• _Problem description_: Write the records out again, precisely as they stand.

(Collected data)
------------------------------
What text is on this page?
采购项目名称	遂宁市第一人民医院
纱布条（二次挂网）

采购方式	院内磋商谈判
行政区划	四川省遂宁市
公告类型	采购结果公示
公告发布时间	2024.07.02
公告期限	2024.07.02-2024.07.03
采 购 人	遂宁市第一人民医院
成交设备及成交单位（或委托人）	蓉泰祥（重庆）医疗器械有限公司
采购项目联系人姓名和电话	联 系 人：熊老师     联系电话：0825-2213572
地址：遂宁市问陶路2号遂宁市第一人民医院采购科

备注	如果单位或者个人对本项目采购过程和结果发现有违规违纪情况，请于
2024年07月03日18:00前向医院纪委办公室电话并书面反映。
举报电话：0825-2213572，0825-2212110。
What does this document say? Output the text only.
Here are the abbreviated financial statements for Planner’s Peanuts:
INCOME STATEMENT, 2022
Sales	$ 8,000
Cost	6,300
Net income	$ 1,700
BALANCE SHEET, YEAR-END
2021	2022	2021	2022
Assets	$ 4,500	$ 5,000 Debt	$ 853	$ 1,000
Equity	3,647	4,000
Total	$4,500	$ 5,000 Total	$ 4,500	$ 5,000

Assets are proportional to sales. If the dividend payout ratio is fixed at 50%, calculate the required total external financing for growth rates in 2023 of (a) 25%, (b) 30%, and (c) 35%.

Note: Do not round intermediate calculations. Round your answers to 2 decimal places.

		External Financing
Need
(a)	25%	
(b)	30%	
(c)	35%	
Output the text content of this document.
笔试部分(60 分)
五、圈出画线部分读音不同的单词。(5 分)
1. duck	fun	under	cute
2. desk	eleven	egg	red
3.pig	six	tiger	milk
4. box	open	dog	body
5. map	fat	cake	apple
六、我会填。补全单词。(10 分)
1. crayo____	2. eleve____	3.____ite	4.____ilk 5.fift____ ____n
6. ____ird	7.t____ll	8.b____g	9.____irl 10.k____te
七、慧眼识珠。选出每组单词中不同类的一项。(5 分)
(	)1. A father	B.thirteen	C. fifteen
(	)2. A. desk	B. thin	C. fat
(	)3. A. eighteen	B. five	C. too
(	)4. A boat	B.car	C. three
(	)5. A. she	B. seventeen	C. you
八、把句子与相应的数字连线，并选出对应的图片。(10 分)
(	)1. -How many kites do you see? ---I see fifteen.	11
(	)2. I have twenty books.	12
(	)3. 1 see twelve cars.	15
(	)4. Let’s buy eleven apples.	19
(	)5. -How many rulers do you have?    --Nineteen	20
------------------------------
• _Solution to this exercise_:
What text is on this page?
采购项目名称	遂宁市第一人民医院
纱布条（二次挂网）

采购方式	院内磋商谈判
行政区划	四川省遂宁市
公告类型	采购结果公示
公告发布时间	2024.07.02
公告期限	2024.07.02-2024.07.03
采 购 人	遂宁市第一人民医院
成交设备及成交单位（或委托人）	蓉泰祥（重庆）医疗器械有限公司
采购项目联系人姓名和电话	联 系 人：熊老师     联系电话：0825-2213572
地址：遂宁市问陶路2号遂宁市第一人民医院采购科

备注	如果单位或者个人对本项目采购过程和结果发现有违规违纪情况，请于
2024年07月03日18:00前向医院纪委办公室电话并书面反映。
举报电话：0825-2213572，0825-2212110。
What does this document say? Output the text only.
Here are the abbreviated financial statements for Planner’s Peanuts:
INCOME STATEMENT, 2022
Sales	$ 8,000
Cost	6,300
Net income	$ 1,700
BALANCE SHEET, YEAR-END
2021	2022	2021	2022
Assets	$ 4,500	$ 5,000 Debt	$ 853	$ 1,000
Equity	3,647	4,000
Total	$4,500	$ 5,000 Total	$ 4,500	$ 5,000

Assets are proportional to sales. If the dividend payout ratio is fixed at 50%, calculate the required total external financing for growth rates in 2023 of (a) 25%, (b) 30%, and (c) 35%.

Note: Do not round intermediate calculations. Round your answers to 2 decimal places.

		External Financing
Need
(a)	25%	
(b)	30%	
(c)	35%	
Output the text content of this document.
笔试部分(60 分)
五、圈出画线部分读音不同的单词。(5 分)
1. duck	fun	under	cute
2. desk	eleven	egg	red
3.pig	six	tiger	milk
4. box	open	dog	body
5. map	fat	cake	apple
六、我会填。补全单词。(10 分)
1. crayo____	2. eleve____	3.____ite	4.____ilk 5.fift____ ____n
6. ____ird	7.t____ll	8.b____g	9.____irl 10.k____te
七、慧眼识珠。选出每组单词中不同类的一项。(5 分)
(	)1. A father	B.thirteen	C. fifteen
(	)2. A. desk	B. thin	C. fat
(	)3. A. eighteen	B. five	C. too
(	)4. A boat	B.car	C. three
(	)5. A. she	B. seventeen	C. you
八、把句子与相应的数字连线，并选出对应的图片。(10 分)
(	)1. -How many kites do you see? ---I see fifteen.	11
(	)2. I have twenty books.	12
(	)3. 1 see twelve cars.	15
(	)4. Let’s buy eleven apples.	19
(	)5. -How many rulers do you have?    --Nineteen	20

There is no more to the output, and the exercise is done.